### Aim
Count how many lines of the material contain the string "City", then give that number and nothing more.

Figure contents as structured data
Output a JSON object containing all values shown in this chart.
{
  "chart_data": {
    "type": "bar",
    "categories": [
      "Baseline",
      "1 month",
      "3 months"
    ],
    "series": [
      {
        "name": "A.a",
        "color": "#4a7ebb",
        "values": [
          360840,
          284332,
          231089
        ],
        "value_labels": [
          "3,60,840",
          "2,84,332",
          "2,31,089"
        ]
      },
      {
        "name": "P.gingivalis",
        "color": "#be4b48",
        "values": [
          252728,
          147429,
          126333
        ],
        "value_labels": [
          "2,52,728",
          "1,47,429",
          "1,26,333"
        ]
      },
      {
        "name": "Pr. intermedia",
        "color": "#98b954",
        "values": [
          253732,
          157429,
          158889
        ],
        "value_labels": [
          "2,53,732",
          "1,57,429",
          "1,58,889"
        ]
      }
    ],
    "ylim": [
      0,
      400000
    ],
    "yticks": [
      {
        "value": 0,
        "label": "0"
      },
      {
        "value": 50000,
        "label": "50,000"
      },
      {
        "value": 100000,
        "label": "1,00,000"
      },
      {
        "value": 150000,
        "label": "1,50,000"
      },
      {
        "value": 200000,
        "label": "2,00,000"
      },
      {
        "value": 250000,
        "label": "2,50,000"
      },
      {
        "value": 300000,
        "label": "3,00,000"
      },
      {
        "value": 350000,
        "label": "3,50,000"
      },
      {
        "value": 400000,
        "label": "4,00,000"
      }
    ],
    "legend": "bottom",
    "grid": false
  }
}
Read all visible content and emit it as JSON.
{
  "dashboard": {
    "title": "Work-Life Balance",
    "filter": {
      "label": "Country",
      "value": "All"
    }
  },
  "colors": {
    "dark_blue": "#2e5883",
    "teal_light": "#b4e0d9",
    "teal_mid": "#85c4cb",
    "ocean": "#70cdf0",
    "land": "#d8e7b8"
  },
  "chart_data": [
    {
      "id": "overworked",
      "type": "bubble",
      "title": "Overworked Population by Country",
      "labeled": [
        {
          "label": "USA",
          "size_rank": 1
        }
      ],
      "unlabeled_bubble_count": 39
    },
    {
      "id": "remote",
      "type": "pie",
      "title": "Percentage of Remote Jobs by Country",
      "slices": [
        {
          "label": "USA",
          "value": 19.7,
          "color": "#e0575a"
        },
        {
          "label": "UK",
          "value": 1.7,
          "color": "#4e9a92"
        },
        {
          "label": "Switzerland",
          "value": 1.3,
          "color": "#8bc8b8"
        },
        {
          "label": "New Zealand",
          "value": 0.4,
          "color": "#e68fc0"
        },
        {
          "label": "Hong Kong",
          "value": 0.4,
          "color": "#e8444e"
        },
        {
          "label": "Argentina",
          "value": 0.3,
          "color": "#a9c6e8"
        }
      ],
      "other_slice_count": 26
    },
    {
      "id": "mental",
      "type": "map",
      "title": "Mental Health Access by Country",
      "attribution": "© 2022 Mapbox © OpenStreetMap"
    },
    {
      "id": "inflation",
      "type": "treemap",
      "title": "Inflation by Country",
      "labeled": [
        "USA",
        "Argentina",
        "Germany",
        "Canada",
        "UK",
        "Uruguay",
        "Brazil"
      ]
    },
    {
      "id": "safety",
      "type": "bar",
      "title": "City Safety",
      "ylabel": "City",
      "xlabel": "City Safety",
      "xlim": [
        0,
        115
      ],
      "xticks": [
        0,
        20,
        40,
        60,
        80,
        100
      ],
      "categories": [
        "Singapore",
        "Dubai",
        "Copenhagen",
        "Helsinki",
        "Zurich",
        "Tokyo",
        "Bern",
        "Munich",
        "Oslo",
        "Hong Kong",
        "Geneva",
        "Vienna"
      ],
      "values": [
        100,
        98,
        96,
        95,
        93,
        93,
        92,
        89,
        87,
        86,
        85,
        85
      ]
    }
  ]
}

### Solution to this problem
3